→ Required work
Pick up the AgenticGoKit error-hooks code from its last shown line and keep writing from there.

→ Quoted passage
2. Error Hooks and Callbacks

AgenticGoKit provides comprehensive hooks for intercepting and handling errors:

go
func setupErrorHandling(runner core.Runner) {
    // Register comprehensive error handler
    runner.RegisterCallback(core.HookAgentError, "comprehensive-error-handler",
        func(ctx context.Context, args core.CallbackArgs) (core.State, error) {
            // Classify the error
            errorType := ClassifyError(args.Error)
            
            // Log error with context
            core.Logger().Error().
                Str("agent", args.AgentID).
                Str("event_id", args.Event.GetID()).
                Str("session_id", args.Event.GetSessionID()).
                Str("error_type", string(errorType)).
                Err(args.Error).
                Msg("Agent execution failed")
            
            // Handle based on error type
            switch errorType {
            case ErrorTypeTransient:
                return handleTransientError(ctx, args)
            case ErrorTypeResource:
                return handleResourceError(ctx, args)
            case ErrorTypeTimeout:
                return handleTimeoutError(ctx, args)
            case ErrorTypeValidation:
                return handleValidationError(ctx, args)
            default:
                return handlePermanentError(ctx, args)
            }
        })
    
    // Register retry mechanism
    runner.RegisterCallback(core.HookAgentError, "retry-handler",
        func(ctx context.Context, args core.CallbackArgs) (core.State, error) {
            return handleRetryLogic(ctx, args, runner)
        })
    
    // Register circuit breaker
    runner.RegisterCallback(core.HookAgentError, "circuit-breaker",
        func(ctx context.Context, args core.CallbackArgs) (core.State, error) {
            return handleCircuitBreaker(ctx, args)
        })
}
go
func handleTransientError(ctx context.Context, args core.CallbackArgs) (core.State, error) {
    // Add retry metadata to state
    errorState := args.State.Clone()
    errorState.SetMeta("error_type", "transient")
    errorState.SetMeta("retry_eligible", "true")
    errorState.SetMeta("error_message", args.Error.Error())
    
    core.Logger().Warn().
        Str("agent", args.AgentID).
        Str("event_id", args.Event.GetID()).
        Msg("Transient error detected, marking for retry")
    
    return errorState, nil
}

func handleResourceError(ctx context.Context, args core.CallbackArgs) (core.State, error) {
    // Implement backoff for resource errors
    errorState := args.State.Clone()
    errorState.SetMeta("error_type", "resource")

→ Stored rows
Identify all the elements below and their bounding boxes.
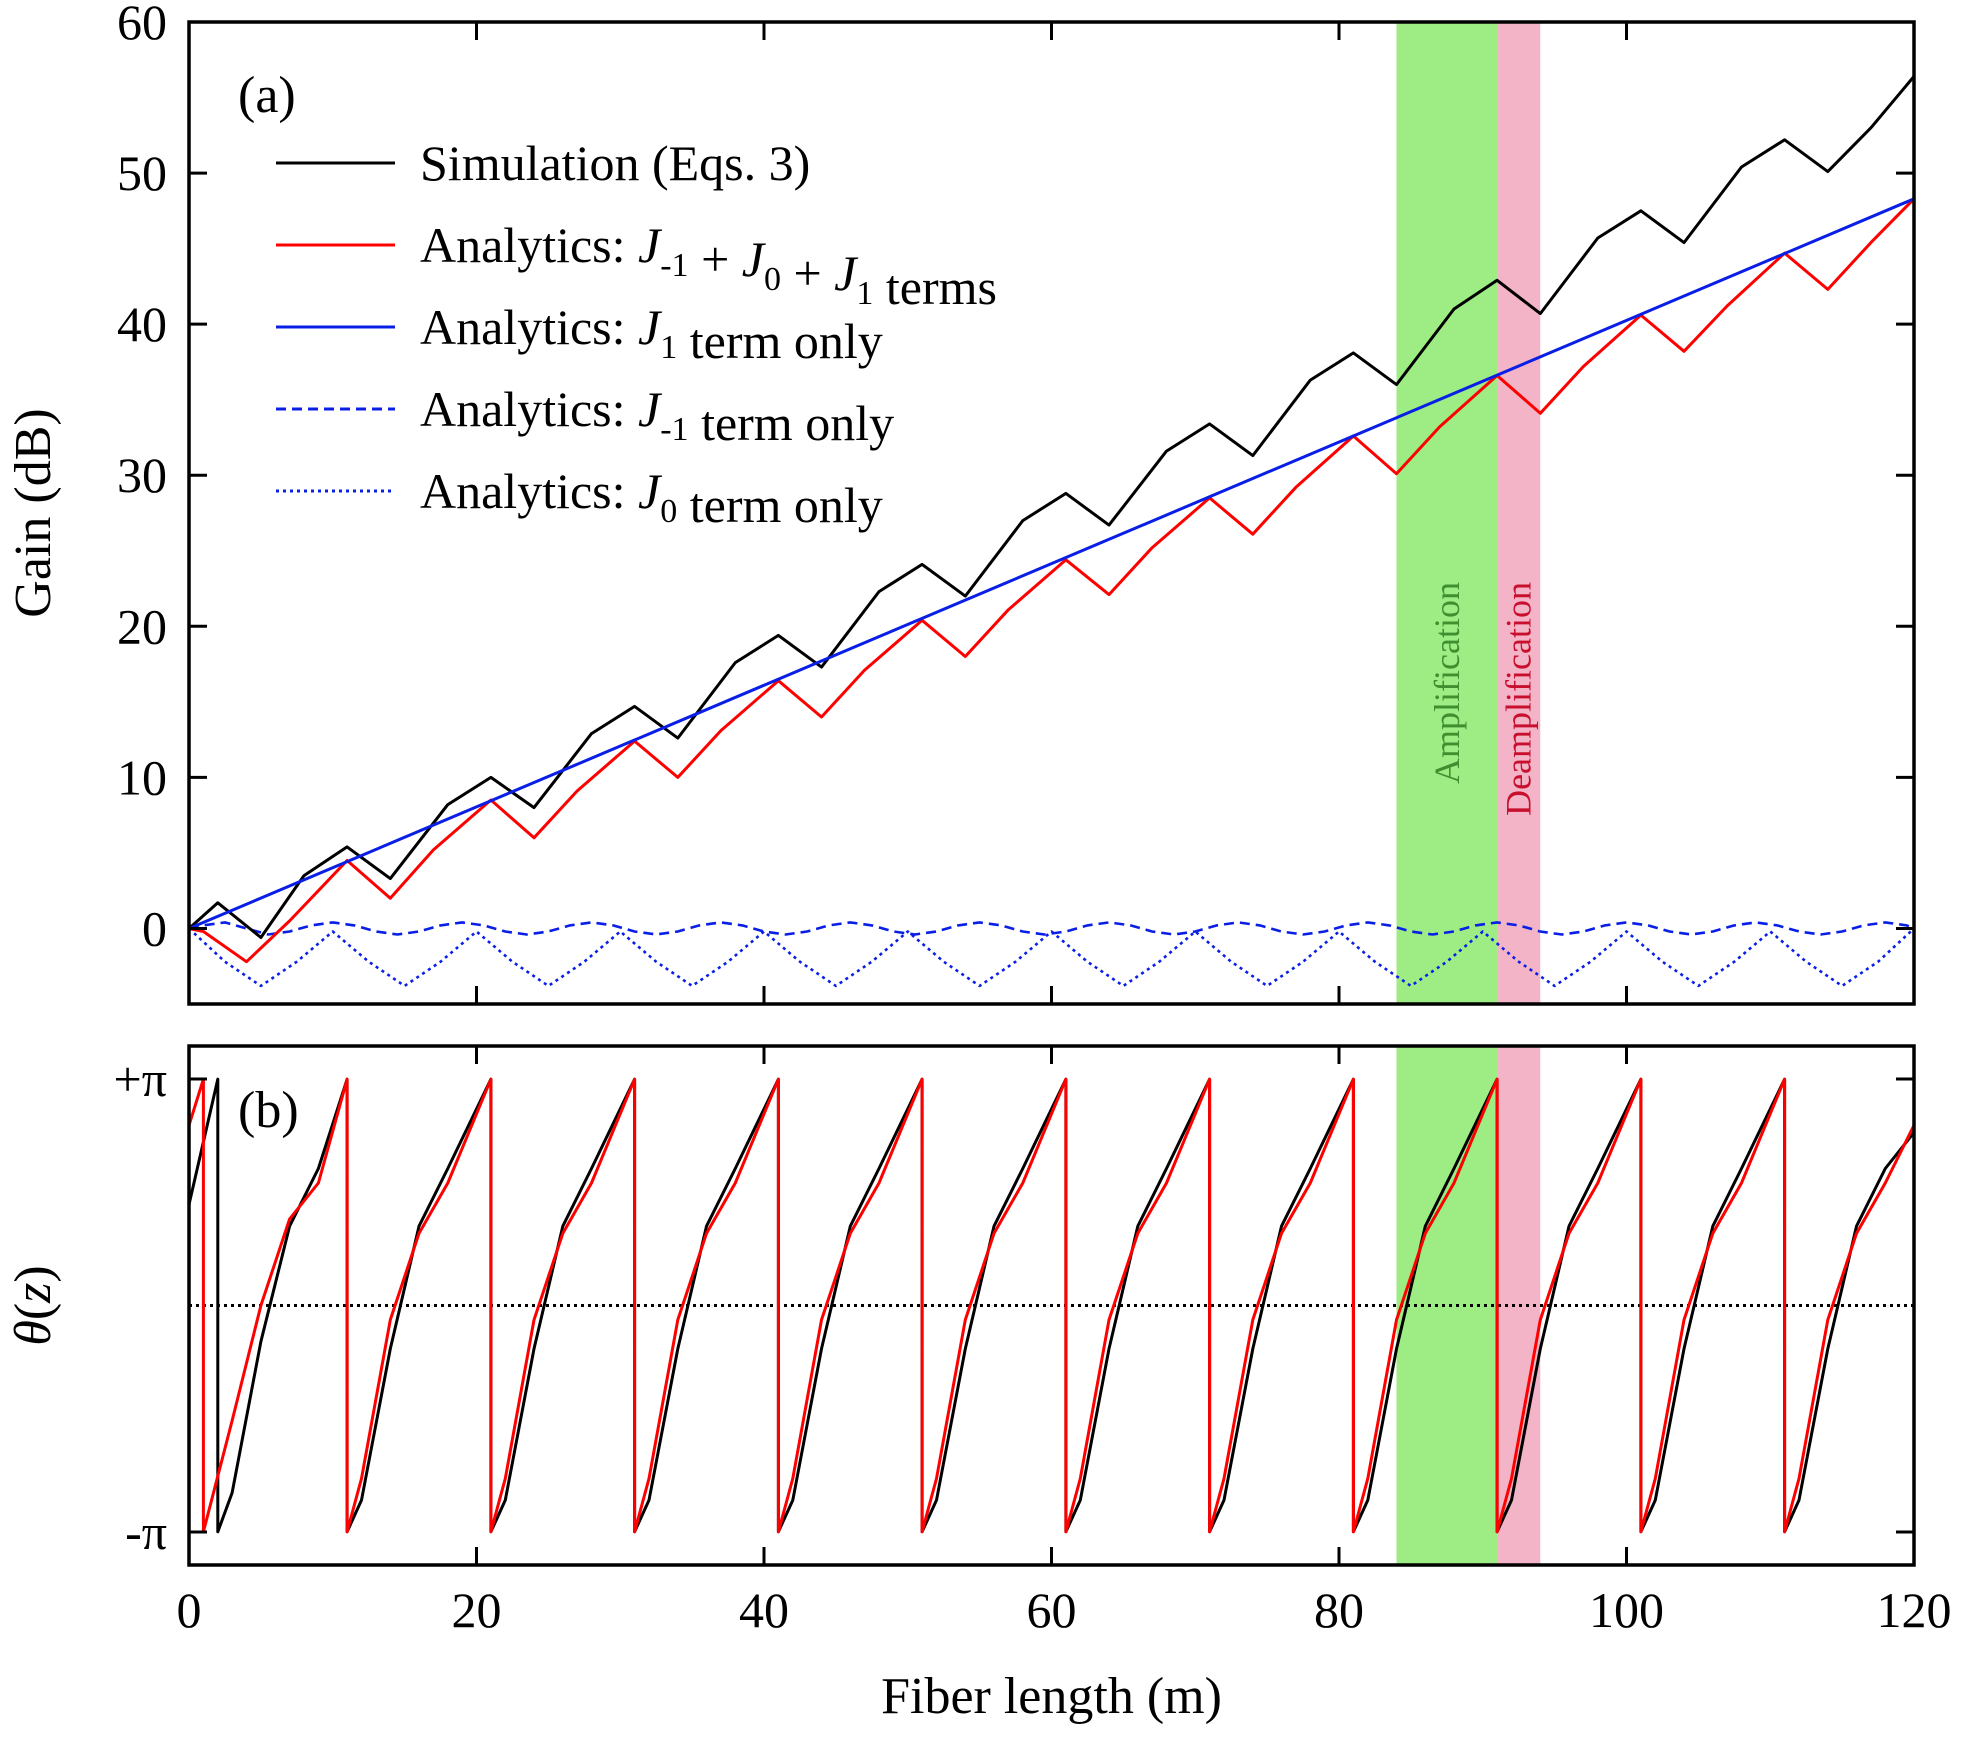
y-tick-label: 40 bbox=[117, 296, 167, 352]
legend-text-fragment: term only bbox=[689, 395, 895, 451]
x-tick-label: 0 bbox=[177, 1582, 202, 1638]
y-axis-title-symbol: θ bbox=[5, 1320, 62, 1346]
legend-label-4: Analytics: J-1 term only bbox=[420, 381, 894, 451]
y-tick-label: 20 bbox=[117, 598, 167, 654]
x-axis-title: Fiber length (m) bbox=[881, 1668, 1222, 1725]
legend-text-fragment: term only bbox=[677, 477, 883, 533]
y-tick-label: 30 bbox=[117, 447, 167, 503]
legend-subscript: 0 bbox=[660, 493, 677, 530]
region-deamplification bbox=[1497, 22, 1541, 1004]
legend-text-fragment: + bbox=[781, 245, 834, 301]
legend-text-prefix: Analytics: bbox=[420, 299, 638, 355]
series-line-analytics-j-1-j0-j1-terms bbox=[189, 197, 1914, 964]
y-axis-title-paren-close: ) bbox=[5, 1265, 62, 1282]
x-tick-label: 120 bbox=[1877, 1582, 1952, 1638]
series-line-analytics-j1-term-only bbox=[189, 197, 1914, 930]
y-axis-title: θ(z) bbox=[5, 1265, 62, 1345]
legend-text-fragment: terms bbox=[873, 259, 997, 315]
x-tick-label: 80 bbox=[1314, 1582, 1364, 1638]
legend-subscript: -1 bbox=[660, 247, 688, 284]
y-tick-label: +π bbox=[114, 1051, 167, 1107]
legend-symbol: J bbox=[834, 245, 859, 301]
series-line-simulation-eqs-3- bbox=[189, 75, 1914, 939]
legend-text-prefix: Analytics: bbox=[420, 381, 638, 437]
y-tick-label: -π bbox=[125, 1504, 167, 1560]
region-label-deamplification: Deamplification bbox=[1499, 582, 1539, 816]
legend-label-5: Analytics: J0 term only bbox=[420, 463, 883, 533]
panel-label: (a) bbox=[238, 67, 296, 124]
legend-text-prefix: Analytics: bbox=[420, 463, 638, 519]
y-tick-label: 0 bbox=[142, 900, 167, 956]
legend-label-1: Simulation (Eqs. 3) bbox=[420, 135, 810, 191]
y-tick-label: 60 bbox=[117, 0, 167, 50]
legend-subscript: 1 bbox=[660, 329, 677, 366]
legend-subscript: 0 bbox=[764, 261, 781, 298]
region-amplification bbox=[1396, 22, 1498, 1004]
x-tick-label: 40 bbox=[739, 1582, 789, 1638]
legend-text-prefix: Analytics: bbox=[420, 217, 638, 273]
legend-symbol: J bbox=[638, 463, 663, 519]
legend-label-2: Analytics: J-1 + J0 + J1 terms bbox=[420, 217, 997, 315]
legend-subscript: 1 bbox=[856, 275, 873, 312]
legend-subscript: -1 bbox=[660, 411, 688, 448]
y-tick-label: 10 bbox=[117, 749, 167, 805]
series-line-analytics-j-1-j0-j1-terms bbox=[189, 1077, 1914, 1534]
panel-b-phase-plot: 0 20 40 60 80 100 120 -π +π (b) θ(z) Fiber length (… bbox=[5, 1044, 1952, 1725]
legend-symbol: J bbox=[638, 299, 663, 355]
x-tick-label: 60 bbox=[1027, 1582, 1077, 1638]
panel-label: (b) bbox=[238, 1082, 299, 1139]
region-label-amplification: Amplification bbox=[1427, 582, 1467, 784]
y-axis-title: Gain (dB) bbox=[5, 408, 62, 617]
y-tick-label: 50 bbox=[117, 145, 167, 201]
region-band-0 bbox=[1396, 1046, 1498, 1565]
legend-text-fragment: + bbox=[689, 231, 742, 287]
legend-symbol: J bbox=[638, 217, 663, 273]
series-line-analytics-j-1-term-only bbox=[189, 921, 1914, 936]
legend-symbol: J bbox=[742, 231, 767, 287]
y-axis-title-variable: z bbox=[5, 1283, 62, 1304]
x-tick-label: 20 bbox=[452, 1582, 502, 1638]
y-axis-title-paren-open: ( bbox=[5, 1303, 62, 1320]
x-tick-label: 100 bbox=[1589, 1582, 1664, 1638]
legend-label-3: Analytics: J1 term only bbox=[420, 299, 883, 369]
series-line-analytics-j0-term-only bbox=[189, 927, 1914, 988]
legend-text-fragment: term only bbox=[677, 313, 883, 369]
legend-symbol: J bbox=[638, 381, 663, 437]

→ Reply to the task
    errorState.SetMeta("backoff_required", "true")
    errorState.SetMeta("backoff_duration", "5s")
    
    core.Logger().Warn().
        Str("agent", args.AgentID).
        Msg("Resource error detected, implementing backoff")
    
    return errorState, nil
}

func handleTimeoutError(ctx context.Context, args core.CallbackArgs) (core.State, error) {
    // Handle timeout with potential retry
    errorState := args.State.Clone()
    errorState.SetMeta("error_type", "timeout")
    errorState.SetMeta("timeout_retry", "true")
    
    // Increase timeout for retry
    currentTimeout := 30 * time.Second
    if timeoutStr, exists := args.Event.GetMetadata()["timeout"]; exists {
        if duration, err := time.ParseDuration(timeoutStr); err == nil {
            currentTimeout = duration
        }
    }
    
    newTimeout := currentTimeout * 2 // Double the timeout
    errorState.SetMeta("retry_timeout", newTimeout.String())
    
    core.Logger().Warn().
        Str("agent", args.AgentID).
        Dur("original_timeout", currentTimeout).
        Dur("retry_timeout", newTimeout).
        Msg("Timeout error, increasing timeout for retry")
    
    return errorState, nil
}

func handleValidationError(ctx context.Context, args core.CallbackArgs) (core.State, error) {
    // Validation errors are typically not retryable
    errorState := args.State.Clone()
    errorState.SetMeta("error_type", "validation")
    errorState.SetMeta("retry_eligible", "false")
    errorState.Set("validation_failed", true)
    
    core.Logger().Error().
        Str("agent", args.AgentID).
        Str("event_id", args.Event.GetID()).
        Msg("Validation error - not retryable")
    
    return errorState, fmt.Errorf("validation error: %w", args.Error)
}

func handlePermanentError(ctx context.Context, args core.CallbackArgs) (core.State, error) {
    // Permanent errors should not be retried
    errorState := args.State.Clone()
    errorState.SetMeta("error_type", "permanent")
    errorState.SetMeta("retry_eligible", "false")
    errorState.Set("permanent_failure", true)
    
    core.Logger().Error().
        Str("agent", args.AgentID).
        Str("event_id", args.Event.GetID()).
        Msg("Permanent error - terminating processing")
    
    return errorState, fmt.Errorf("permanent error: %w", args.Error)
}

3. Advanced Error Routing and Recovery

Implement sophisticated error routing with the current API:

go
func handleRetryLogic(ctx context.Context, args core.CallbackArgs, runner core.Runner) (core.State, error) {
    // Get retry count from event metadata
    retryCount := 0
    if countStr, exists := args.Event.GetMetadata()["retry_count"]; exists {
        if count, err := strconv.Atoi(countStr); err == nil {
            retryCount = count
        }
    }
    
    // Check if error is retryable and within limits
    errorType := ClassifyError(args.Error)
    maxRetries := getMaxRetries(errorType)
    
    if retryCount < maxRetries && isRetryableError(errorType) {
        // Create retry event
        retryEvent := createRetryEvent(args.Event, retryCount+1, errorType)
        
        // Calculate backoff delay
        backoffDelay := calculateBackoff(retryCount, errorType)
        
        core.Logger().Info().
            Str("agent", args.AgentID).
            Str("event_id", args.Event.GetID()).
            Int("retry_count", retryCount+1).
            Int("max_retries", maxRetries).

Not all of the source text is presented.